Given task:
Pull out every line in the data that has the string "Ticket" in it.

Task inputs:
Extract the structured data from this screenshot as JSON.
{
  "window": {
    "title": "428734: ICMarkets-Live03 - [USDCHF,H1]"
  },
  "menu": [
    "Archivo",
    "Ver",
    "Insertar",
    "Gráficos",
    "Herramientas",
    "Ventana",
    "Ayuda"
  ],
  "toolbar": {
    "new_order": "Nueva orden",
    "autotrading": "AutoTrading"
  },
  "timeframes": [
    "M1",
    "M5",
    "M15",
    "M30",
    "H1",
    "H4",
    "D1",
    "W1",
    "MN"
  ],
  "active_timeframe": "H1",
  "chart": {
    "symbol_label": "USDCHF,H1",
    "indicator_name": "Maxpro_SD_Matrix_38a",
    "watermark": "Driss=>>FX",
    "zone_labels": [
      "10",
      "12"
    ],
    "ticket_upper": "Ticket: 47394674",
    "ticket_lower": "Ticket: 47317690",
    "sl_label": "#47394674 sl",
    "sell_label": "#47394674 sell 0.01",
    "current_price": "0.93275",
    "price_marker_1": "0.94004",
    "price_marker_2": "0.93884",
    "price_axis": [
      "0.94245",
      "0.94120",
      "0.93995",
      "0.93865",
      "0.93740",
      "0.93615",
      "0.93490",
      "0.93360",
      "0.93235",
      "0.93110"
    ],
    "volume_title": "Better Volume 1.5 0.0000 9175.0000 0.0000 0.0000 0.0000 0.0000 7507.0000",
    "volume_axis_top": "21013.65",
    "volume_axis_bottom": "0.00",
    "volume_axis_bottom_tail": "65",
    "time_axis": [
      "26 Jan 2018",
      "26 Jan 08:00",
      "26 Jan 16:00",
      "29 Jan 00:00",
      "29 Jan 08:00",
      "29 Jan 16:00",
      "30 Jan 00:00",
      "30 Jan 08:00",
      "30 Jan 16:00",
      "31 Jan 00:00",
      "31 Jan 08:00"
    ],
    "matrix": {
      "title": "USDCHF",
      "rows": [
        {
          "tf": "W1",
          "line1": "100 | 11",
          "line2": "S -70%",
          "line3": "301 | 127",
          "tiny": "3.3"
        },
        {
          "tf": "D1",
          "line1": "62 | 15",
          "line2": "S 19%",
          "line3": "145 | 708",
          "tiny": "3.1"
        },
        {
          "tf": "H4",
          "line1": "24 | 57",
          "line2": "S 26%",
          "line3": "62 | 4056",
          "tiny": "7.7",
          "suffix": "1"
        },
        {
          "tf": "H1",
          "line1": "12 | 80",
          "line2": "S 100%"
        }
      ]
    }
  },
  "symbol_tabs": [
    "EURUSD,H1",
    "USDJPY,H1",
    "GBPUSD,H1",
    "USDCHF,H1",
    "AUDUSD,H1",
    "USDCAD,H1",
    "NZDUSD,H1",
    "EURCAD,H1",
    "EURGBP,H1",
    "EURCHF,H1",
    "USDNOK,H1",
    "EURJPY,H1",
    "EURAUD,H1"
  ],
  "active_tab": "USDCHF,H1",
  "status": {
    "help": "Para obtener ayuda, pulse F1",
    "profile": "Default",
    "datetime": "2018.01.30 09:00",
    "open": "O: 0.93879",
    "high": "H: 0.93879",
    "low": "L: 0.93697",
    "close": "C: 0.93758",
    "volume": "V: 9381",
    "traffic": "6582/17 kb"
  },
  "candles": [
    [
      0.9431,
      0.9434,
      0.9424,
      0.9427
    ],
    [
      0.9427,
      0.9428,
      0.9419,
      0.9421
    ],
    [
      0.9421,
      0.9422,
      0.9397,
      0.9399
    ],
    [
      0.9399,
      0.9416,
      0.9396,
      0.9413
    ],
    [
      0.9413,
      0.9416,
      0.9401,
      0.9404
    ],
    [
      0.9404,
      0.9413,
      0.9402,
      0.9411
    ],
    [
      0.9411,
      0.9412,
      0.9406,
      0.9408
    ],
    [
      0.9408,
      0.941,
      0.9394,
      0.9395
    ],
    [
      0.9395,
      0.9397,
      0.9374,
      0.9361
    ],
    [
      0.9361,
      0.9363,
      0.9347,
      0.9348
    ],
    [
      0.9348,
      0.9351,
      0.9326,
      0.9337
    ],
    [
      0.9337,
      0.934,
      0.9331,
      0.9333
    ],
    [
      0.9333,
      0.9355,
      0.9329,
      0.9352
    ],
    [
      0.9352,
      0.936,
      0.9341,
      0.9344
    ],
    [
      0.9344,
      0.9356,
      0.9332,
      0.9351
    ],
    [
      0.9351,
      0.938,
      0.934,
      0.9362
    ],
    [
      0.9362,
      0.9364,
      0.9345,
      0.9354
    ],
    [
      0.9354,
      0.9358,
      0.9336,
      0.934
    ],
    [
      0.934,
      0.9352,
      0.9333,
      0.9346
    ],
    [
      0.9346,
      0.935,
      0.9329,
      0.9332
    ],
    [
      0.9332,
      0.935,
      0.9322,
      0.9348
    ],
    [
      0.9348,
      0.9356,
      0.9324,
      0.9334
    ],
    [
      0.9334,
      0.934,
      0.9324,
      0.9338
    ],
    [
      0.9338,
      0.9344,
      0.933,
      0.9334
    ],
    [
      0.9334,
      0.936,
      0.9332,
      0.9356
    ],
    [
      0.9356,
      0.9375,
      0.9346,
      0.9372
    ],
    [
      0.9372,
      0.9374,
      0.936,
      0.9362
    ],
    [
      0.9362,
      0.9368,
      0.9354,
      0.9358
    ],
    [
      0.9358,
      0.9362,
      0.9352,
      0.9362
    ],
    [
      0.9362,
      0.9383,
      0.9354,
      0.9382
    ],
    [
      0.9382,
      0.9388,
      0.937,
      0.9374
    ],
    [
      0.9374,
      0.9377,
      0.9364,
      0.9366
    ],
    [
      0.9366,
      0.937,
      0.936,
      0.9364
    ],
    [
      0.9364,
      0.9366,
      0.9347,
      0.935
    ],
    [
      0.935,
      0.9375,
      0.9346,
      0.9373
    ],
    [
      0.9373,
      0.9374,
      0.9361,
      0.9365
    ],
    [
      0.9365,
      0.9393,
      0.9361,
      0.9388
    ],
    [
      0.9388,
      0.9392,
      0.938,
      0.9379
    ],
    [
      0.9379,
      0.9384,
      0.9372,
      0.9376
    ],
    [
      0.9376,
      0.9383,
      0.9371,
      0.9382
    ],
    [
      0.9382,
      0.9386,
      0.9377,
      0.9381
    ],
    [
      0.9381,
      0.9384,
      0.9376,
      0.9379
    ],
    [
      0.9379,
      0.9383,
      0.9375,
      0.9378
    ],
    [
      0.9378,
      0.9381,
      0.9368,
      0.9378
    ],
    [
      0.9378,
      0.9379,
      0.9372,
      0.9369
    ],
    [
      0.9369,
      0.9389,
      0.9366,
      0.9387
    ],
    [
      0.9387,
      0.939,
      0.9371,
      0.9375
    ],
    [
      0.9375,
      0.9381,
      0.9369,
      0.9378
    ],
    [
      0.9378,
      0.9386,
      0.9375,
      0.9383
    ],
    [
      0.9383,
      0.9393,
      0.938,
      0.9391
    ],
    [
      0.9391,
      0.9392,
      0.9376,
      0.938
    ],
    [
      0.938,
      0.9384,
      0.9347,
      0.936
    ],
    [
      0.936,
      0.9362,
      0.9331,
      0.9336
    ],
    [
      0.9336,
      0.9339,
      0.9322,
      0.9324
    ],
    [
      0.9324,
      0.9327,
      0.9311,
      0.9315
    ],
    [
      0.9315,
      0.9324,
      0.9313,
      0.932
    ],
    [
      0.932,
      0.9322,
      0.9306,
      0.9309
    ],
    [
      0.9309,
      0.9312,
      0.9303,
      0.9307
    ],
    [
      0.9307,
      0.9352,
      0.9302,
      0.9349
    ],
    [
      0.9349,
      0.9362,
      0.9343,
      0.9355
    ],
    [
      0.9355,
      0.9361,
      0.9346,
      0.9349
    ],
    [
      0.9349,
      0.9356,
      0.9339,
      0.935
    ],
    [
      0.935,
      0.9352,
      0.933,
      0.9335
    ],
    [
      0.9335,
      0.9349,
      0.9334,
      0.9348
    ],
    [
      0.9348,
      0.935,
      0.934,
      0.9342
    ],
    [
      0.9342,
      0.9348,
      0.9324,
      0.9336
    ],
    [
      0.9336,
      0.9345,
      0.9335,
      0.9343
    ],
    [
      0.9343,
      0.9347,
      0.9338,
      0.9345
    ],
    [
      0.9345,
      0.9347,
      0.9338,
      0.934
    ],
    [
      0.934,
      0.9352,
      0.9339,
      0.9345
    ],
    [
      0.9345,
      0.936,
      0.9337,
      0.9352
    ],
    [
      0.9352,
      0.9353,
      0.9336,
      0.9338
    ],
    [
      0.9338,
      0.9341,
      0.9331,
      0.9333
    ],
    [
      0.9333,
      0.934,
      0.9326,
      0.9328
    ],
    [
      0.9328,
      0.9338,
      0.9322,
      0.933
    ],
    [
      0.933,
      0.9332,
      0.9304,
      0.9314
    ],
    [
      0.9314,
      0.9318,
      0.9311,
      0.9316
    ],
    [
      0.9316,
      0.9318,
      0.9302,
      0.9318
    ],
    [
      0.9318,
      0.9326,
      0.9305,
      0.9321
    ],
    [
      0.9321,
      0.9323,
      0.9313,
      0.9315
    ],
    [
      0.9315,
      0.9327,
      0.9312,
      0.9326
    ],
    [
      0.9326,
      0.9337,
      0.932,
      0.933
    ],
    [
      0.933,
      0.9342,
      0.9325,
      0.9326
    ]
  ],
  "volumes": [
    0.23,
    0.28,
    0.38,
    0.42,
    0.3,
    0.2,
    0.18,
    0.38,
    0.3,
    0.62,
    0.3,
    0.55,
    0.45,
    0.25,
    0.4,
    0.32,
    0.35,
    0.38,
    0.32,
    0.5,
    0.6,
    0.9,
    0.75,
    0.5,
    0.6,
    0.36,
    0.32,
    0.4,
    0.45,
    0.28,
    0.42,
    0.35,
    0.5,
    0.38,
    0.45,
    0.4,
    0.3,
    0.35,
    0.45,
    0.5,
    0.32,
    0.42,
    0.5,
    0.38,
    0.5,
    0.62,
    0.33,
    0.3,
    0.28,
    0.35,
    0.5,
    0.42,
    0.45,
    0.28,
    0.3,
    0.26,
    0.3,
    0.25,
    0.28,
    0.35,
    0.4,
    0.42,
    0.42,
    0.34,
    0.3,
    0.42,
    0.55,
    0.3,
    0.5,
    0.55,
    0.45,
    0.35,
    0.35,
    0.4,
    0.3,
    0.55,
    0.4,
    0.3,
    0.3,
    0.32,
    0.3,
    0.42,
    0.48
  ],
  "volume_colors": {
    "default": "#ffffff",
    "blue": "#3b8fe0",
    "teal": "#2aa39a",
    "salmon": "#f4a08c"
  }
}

Correct result:
    "ticket_upper": "Ticket: 47394674",
    "ticket_lower": "Ticket: 47317690",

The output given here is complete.